## Given instruction 1
In the forum thread, switch "blind date" to "double date" and give the part that opens with the words "# My first Kiss...I" and closes with "(Jun 24, 2005)".

# My first Kiss...I never thought it would happen



## bronco028 (Apr 24, 2006)

So I went on a blind date. And the guy was extremely forward...and I have to say that was a little bit of a put-off,....but I am almost 21 and I had my first kiss with him...I know some of you must think I am pathetic for waiting so long but it just never happened before! And it wasn't just one little peck either....I have to say it was strange, awkward but a slight confidence booster because of the fact I have in the past been too shy to have a real relationship much less a make out session. I know that sounds weird but I had to share it.


----------



## Noca (Jun 24, 2005)

Congratulations! I only had my first kiss last year.


----------



## millenniumman75 (Feb 4, 2005)

I have not had mine yet. :lol

Anyway, way to go, Bronco026! :boogie :boogie :boogie


----------



## GaryUranga (Apr 22, 2006)

bronco doesnt sound like a girls name.. hmmm 

anyways, good job


----------



## salty (Mar 21, 2006)

## Given instruction 2
Express the part of the records that opens with the line containing "drive-info: Google Drive" and closes with the line containing "drive-name: Windows (C:): [113, 36, 201, 52]" as a Markdown table. Use the columns Number (the row number) and Record line (the line itself), and leave out blank lines.

## Records to process
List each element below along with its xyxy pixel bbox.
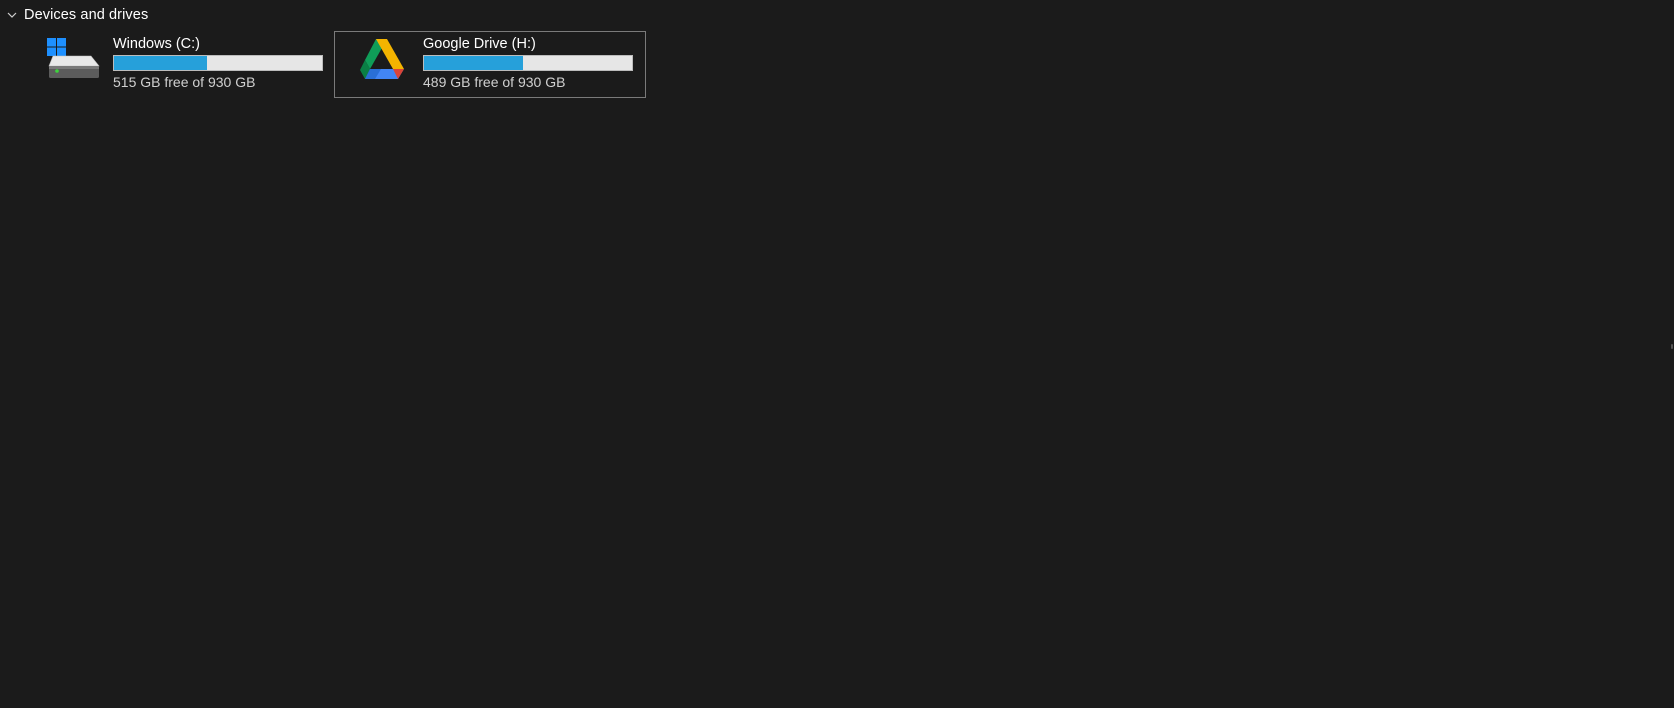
drive-info: Google Drive (H:) 489 GB free of 930 GB: [423, 35, 635, 90]
file-explorer-content: Devices and drives Windows (C:) 515 GB f…: [0, 0, 1674, 708]
drive-free-space: 489 GB free of 930 GB: [423, 74, 566, 90]
usage-bar: [423, 55, 633, 71]
drive-info: Windows (C:) 515 GB free of 930 GB: [113, 35, 325, 90]
google-drive-icon: [357, 36, 415, 86]
usage-bar: [113, 55, 323, 71]
devices-and-drives-header[interactable]: Devices and drives: [6, 5, 148, 25]
scrollbar-grip[interactable]: [1671, 344, 1673, 349]
drive-name: Google Drive (H:): [423, 36, 536, 52]
usage-fill: [114, 56, 207, 70]
section-title: Devices and drives: [24, 7, 149, 23]
drive-free-space: 515 GB free of 930 GB: [113, 74, 256, 90]
windows-hard-drive-icon: [47, 36, 105, 86]
drive-tile-google-drive-h[interactable]: Google Drive (H:) 489 GB free of 930 GB: [334, 31, 646, 98]
usage-fill: [424, 56, 523, 70]
chevron-down-icon[interactable]: [6, 9, 18, 21]
drive-tile-windows-c[interactable]: Windows (C:) 515 GB free of 930 GB: [24, 31, 336, 98]
scrollbar-track[interactable]: [1668, 0, 1674, 708]
drive-name: Windows (C:): [113, 36, 201, 52]
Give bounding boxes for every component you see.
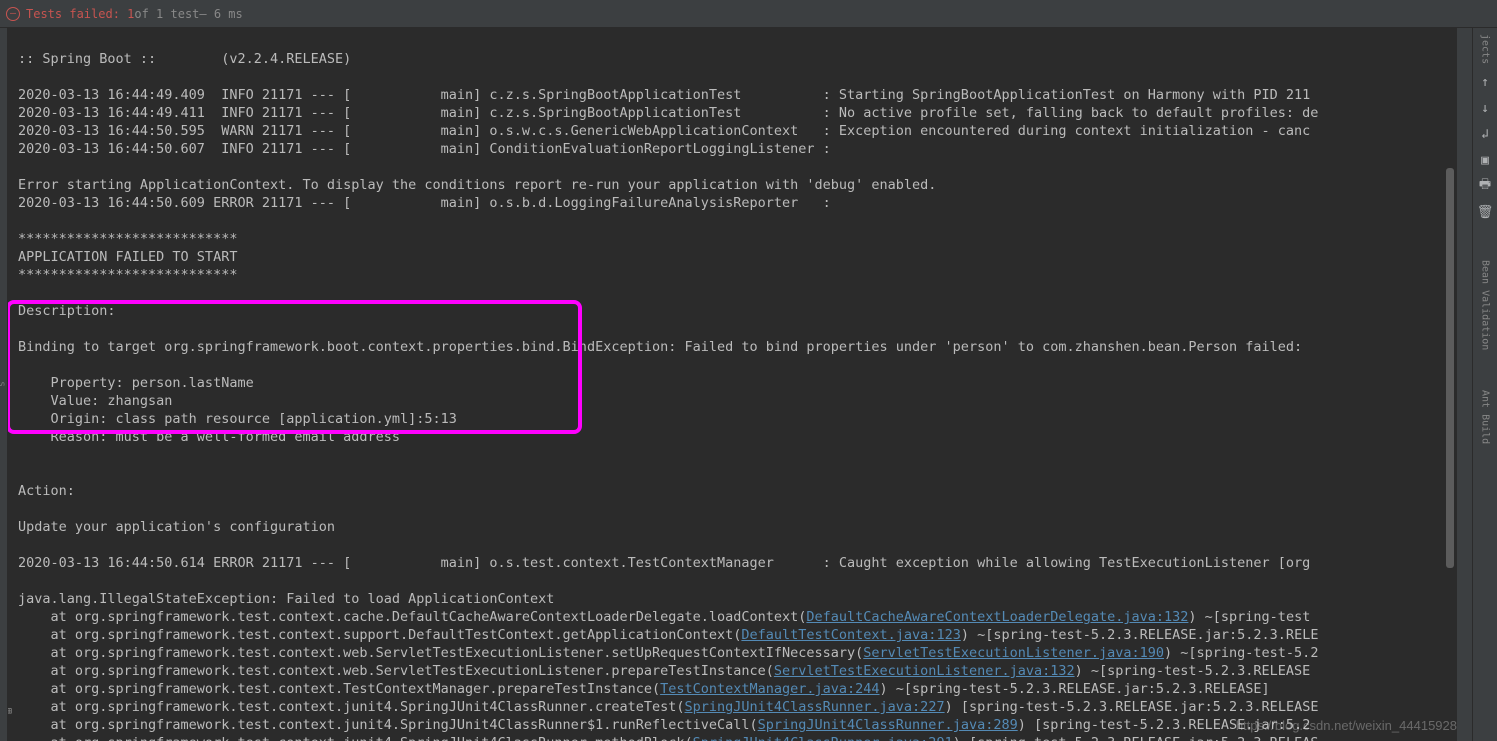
- stack-tail: ) [spring-test-5.2.3.RELEASE.jar:5.2.3.R…: [945, 699, 1319, 715]
- log-line: 2020-03-13 16:44:50.607 INFO 21171 --- […: [18, 141, 839, 157]
- log-line: ***************************: [18, 231, 237, 247]
- log-line: Description:: [18, 303, 116, 319]
- tests-duration: – 6 ms: [199, 7, 242, 21]
- scrollbar-track[interactable]: [1444, 28, 1456, 741]
- up-arrow-icon[interactable]: ↑: [1477, 74, 1493, 90]
- stack-line: at org.springframework.test.context.supp…: [18, 627, 741, 643]
- left-gutter-label: s: [0, 28, 8, 741]
- log-line: Binding to target org.springframework.bo…: [18, 339, 1302, 355]
- log-line: Reason: must be a well-formed email addr…: [18, 429, 400, 445]
- layout-icon[interactable]: ▣: [1477, 152, 1493, 168]
- tests-total: of 1 test: [134, 7, 199, 21]
- stack-tail: ) ~[spring-test-5.2.3.RELEASE.jar:5.2.3.…: [961, 627, 1319, 643]
- stack-tail: ) ~[spring-test-5.2.3.RELEASE.jar:5.2.3.…: [880, 681, 1270, 697]
- fail-icon: [6, 7, 20, 21]
- stack-link[interactable]: SpringJUnit4ClassRunner.java:227: [684, 699, 944, 715]
- log-line: ***************************: [18, 267, 237, 283]
- right-label-bean[interactable]: Bean Validation: [1480, 260, 1491, 350]
- stack-line: at org.springframework.test.context.juni…: [18, 735, 693, 741]
- test-status-header: Tests failed: 1 of 1 test – 6 ms: [0, 0, 1497, 28]
- right-toolbar: jects ↑ ↓ ↲ ▣ 🖶 🗑 Bean Validation Ant Bu…: [1472, 28, 1497, 741]
- log-line: Value: zhangsan: [18, 393, 172, 409]
- stack-tail: ) ~[spring-test-5.2.3.RELEASE: [1075, 663, 1311, 679]
- log-line: 2020-03-13 16:44:49.411 INFO 21171 --- […: [18, 105, 1318, 121]
- log-line: APPLICATION FAILED TO START: [18, 249, 237, 265]
- wrap-icon[interactable]: ↲: [1477, 126, 1493, 142]
- stack-line: at org.springframework.test.context.web.…: [18, 645, 863, 661]
- stack-tail: ) [spring-test-5.2.3.RELEASE.jar:5.2: [1018, 717, 1311, 733]
- stack-line: at org.springframework.test.context.web.…: [18, 663, 774, 679]
- stack-tail: ) ~[spring-test-5.2: [1164, 645, 1318, 661]
- stack-link[interactable]: ServletTestExecutionListener.java:190: [863, 645, 1164, 661]
- log-line: Property: person.lastName: [18, 375, 254, 391]
- right-stripe: [1456, 28, 1472, 741]
- stack-line: at org.springframework.test.context.cach…: [18, 609, 806, 625]
- log-line: Error starting ApplicationContext. To di…: [18, 177, 936, 193]
- stack-link[interactable]: DefaultCacheAwareContextLoaderDelegate.j…: [806, 609, 1188, 625]
- log-line: 2020-03-13 16:44:50.614 ERROR 21171 --- …: [18, 555, 1310, 571]
- stack-link[interactable]: SpringJUnit4ClassRunner.java:289: [758, 717, 1018, 733]
- stack-line: at org.springframework.test.context.Test…: [18, 681, 660, 697]
- log-line: 2020-03-13 16:44:50.595 WARN 21171 --- […: [18, 123, 1310, 139]
- print-icon[interactable]: 🖶: [1477, 178, 1493, 194]
- console-output[interactable]: :: Spring Boot :: (v2.2.4.RELEASE) 2020-…: [8, 28, 1456, 741]
- log-line: Update your application's configuration: [18, 519, 335, 535]
- log-line: Action:: [18, 483, 75, 499]
- right-label-projects[interactable]: jects: [1480, 34, 1491, 64]
- stack-tail: ) ~[spring-test: [1188, 609, 1310, 625]
- log-line: :: Spring Boot :: (v2.2.4.RELEASE): [18, 51, 351, 67]
- stack-line: at org.springframework.test.context.juni…: [18, 717, 758, 733]
- stack-link[interactable]: SpringJUnit4ClassRunner.java:291: [693, 735, 953, 741]
- log-line: Origin: class path resource [application…: [18, 411, 457, 427]
- stack-link[interactable]: ServletTestExecutionListener.java:132: [774, 663, 1075, 679]
- log-line: 2020-03-13 16:44:49.409 INFO 21171 --- […: [18, 87, 1310, 103]
- stack-tail: ) [spring-test-5.2.3.RELEASE.jar:5.2.3.R…: [953, 735, 1319, 741]
- scrollbar-thumb[interactable]: [1446, 168, 1454, 568]
- log-line: 2020-03-13 16:44:50.609 ERROR 21171 --- …: [18, 195, 839, 211]
- trash-icon[interactable]: 🗑: [1477, 204, 1493, 220]
- right-label-ant[interactable]: Ant Build: [1480, 390, 1491, 444]
- down-arrow-icon[interactable]: ↓: [1477, 100, 1493, 116]
- tests-failed-count: Tests failed: 1: [26, 7, 134, 21]
- stack-link[interactable]: TestContextManager.java:244: [660, 681, 879, 697]
- log-line: java.lang.IllegalStateException: Failed …: [18, 591, 554, 607]
- stack-line: at org.springframework.test.context.juni…: [18, 699, 684, 715]
- stack-link[interactable]: DefaultTestContext.java:123: [741, 627, 960, 643]
- expand-fold-icon[interactable]: ⊞: [8, 703, 16, 713]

## Complete answer 1
# My first Kiss...I never thought it would happen



## bronco028 (Apr 24, 2006)

So I went on a double date. And the guy was extremely forward...and I have to say that was a little bit of a put-off,....but I am almost 21 and I had my first kiss with him...I know some of you must think I am pathetic for waiting so long but it just never happened before! And it wasn't just one little peck either....I have to say it was strange, awkward but a slight confidence booster because of the fact I have in the past been too shy to have a real relationship much less a make out session. I know that sounds weird but I had to share it.


----------



## Noca (Jun 24, 2005)

## Complete answer 2
| Number | Record line |
|---|---|
| 1 | drive-info: Google Drive (H:) 489 GB free of 930 GB: [423, 35, 635, 90] |
| 2 | file-explorer-content: Devices and drives Windows (C:) 515 GB f…: [0, 0, 1674, 708] |
| 3 | drive-free-space: 489 GB free of 930 GB: [423, 74, 566, 90] |
| 4 | usage-bar: [423, 55, 633, 71] |
| 5 | drive-info: Windows (C:) 515 GB free of 930 GB: [113, 35, 325, 90] |
| 6 | google-drive-icon: [357, 36, 415, 86] |
| 7 | usage-bar: [113, 55, 323, 71] |
| 8 | devices-and-drives-header[interactable]: Devices and drives: [6, 5, 148, 25] |
| 9 | scrollbar-grip[interactable]: [1671, 344, 1673, 349] |
| 10 | drive-name: Google Drive (H:): [423, 36, 536, 52] |
| 11 | usage-fill: [114, 56, 207, 70] |
| 12 | section-title: Devices and drives: [24, 7, 149, 23] |
| 13 | drive-free-space: 515 GB free of 930 GB: [113, 74, 256, 90] |
| 14 | windows-hard-drive-icon: [47, 36, 105, 86] |
| 15 | drive-tile-google-drive-h[interactable]: Google Drive (H:) 489 GB free of 930 GB: [334, 31, 646, 98] |
| 16 | usage-fill: [424, 56, 523, 70] |
| 17 | chevron-down-icon[interactable]: [6, 9, 18, 21] |
| 18 | drive-tile-windows-c[interactable]: Windows (C:) 515 GB free of 930 GB: [24, 31, 336, 98] |
| 19 | scrollbar-track[interactable]: [1668, 0, 1674, 708] |
| 20 | drive-name: Windows (C:): [113, 36, 201, 52] |